| Data to process |
= = = = =

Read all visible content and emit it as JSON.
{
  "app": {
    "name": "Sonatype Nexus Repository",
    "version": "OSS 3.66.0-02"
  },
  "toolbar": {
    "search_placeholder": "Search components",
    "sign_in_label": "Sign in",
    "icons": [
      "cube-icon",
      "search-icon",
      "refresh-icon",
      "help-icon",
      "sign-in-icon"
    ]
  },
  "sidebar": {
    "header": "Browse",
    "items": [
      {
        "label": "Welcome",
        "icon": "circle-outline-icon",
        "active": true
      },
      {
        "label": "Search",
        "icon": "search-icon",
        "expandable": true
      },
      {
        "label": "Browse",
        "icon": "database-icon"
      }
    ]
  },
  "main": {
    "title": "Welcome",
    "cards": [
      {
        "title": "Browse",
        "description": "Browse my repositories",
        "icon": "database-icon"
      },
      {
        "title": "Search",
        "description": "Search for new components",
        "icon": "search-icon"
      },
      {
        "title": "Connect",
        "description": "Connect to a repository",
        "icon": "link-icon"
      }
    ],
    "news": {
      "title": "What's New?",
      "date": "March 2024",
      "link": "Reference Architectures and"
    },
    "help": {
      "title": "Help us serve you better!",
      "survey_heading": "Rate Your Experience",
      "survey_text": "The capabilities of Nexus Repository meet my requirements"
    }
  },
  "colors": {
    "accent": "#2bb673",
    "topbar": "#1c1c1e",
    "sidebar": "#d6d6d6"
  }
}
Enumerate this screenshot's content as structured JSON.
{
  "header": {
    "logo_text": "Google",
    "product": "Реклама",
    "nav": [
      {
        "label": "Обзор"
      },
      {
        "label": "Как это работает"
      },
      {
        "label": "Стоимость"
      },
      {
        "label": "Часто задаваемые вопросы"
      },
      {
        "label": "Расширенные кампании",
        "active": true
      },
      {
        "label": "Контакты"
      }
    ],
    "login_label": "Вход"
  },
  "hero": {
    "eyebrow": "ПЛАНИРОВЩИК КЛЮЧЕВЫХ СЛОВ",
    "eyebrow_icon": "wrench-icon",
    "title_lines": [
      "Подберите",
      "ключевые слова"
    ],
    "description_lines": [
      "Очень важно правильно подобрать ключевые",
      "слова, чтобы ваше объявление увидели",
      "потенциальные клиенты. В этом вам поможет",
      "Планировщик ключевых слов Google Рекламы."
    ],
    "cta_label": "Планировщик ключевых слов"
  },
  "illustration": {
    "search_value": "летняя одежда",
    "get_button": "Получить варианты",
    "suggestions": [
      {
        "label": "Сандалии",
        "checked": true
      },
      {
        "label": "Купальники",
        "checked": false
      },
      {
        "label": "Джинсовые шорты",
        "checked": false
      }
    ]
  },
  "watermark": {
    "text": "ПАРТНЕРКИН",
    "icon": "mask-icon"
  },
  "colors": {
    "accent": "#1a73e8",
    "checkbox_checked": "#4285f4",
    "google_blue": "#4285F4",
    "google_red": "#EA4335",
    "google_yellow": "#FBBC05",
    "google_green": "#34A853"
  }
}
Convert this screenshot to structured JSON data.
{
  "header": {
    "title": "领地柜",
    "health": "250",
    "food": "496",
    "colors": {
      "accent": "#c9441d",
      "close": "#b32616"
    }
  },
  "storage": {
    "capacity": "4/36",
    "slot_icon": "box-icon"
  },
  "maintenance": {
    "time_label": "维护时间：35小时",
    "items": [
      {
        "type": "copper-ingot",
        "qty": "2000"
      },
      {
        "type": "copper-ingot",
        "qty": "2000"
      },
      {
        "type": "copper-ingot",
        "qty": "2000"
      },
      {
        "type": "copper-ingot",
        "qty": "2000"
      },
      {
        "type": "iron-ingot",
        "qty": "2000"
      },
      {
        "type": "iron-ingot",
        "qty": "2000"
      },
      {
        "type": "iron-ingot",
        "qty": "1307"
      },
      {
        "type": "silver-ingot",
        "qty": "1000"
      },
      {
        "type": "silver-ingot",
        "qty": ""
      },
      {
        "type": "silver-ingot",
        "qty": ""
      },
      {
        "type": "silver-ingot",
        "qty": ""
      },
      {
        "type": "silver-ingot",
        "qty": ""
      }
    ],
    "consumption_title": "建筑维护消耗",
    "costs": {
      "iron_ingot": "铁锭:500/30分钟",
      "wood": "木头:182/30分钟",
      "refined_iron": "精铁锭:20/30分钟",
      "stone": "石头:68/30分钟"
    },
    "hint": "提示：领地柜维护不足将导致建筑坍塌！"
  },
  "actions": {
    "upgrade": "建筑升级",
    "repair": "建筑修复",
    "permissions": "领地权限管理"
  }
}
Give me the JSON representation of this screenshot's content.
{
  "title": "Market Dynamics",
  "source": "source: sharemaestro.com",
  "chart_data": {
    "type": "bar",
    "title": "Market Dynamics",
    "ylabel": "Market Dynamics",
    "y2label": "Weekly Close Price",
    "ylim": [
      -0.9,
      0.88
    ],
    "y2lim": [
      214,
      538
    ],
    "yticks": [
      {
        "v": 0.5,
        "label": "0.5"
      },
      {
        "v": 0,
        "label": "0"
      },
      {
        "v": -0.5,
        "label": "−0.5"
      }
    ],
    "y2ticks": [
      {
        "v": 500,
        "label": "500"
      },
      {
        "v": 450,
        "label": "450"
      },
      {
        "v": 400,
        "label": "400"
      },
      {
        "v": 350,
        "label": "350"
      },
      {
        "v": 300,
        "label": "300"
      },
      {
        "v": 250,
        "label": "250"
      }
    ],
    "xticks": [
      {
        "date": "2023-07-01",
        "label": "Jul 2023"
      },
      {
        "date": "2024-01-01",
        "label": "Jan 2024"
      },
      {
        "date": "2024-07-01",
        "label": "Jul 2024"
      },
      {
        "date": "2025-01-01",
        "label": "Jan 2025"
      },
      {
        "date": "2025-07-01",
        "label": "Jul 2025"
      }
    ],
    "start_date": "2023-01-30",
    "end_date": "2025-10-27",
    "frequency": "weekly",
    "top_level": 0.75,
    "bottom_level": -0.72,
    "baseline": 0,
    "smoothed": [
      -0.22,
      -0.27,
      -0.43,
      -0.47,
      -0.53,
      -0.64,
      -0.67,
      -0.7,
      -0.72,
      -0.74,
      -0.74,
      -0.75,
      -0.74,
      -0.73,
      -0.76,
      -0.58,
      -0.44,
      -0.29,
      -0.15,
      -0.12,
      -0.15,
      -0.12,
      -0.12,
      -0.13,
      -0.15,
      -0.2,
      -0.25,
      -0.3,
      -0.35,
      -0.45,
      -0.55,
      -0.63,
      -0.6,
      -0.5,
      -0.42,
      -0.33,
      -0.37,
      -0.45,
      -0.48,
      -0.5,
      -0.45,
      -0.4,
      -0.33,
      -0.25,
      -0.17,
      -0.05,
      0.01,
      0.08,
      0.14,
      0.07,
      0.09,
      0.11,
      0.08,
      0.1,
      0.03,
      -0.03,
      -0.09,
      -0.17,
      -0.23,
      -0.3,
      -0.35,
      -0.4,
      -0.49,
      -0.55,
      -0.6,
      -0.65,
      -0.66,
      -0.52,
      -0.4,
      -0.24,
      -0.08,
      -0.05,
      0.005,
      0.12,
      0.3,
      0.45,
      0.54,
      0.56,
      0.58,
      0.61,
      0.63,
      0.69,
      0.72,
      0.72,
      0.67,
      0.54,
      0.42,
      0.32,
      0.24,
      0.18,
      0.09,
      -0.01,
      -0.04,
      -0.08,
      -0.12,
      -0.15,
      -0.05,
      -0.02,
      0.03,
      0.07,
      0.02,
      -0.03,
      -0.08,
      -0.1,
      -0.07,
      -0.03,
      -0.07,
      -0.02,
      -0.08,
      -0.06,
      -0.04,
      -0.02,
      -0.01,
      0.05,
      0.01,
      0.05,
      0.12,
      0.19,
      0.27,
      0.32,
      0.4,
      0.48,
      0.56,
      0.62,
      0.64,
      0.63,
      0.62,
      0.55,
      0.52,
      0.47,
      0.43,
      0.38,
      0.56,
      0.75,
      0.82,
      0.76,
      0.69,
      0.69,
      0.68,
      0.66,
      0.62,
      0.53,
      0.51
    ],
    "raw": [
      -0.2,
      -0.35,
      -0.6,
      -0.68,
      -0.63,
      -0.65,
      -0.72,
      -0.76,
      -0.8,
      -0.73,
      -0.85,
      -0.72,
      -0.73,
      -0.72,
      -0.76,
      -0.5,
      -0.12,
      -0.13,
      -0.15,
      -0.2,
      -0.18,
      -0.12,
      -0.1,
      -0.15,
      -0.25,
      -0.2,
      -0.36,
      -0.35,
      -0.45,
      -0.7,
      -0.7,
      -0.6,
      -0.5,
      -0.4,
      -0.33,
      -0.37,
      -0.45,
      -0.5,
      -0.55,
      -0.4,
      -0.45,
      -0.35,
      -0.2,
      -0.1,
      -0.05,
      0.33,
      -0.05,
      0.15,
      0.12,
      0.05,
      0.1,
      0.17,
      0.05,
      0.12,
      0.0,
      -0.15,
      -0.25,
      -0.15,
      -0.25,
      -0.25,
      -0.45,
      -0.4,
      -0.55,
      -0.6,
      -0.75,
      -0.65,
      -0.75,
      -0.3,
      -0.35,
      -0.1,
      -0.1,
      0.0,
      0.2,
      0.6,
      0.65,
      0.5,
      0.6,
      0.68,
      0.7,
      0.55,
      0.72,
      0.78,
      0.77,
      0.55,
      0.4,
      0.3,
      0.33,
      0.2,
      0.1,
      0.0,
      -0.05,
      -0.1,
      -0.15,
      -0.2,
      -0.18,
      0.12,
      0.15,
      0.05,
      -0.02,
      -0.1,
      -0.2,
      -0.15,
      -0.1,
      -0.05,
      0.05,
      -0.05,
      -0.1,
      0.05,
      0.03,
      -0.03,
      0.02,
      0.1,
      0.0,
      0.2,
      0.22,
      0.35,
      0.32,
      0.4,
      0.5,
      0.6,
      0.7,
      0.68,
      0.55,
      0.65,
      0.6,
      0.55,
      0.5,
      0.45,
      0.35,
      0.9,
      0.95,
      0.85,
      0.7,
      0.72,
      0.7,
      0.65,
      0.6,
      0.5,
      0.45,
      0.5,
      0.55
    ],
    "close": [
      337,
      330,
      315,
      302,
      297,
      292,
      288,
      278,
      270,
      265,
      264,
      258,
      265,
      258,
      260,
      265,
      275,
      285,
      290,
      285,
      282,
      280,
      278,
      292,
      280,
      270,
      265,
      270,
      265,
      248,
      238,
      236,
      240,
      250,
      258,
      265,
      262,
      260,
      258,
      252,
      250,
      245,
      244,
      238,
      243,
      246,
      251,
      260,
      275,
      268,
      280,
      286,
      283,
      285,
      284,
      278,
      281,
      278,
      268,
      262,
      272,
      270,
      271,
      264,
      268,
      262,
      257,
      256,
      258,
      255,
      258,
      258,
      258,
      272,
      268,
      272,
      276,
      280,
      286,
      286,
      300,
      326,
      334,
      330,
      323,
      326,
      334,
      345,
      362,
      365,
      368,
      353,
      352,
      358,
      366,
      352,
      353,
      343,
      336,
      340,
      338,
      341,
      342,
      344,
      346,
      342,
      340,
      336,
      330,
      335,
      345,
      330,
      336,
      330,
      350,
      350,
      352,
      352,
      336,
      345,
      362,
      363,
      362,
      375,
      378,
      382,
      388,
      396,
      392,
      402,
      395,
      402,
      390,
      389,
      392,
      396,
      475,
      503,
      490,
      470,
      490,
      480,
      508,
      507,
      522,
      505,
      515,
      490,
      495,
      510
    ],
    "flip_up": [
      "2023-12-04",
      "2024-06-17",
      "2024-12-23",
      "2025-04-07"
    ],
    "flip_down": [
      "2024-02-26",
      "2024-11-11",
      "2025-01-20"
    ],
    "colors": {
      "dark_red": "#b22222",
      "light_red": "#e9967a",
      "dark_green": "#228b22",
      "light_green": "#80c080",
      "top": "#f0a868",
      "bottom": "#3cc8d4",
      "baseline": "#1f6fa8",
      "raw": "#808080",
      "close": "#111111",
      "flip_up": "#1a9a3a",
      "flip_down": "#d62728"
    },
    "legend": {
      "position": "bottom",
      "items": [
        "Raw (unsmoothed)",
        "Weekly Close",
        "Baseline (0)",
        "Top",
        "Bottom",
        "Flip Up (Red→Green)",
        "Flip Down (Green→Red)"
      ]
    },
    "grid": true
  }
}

= = = = =

| To do |
Search the data for the string "Browse" and copy each line where it appears.

| Result below |
    "header": "Browse",
        "label": "Browse",
        "title": "Browse",
        "description": "Browse my repositories",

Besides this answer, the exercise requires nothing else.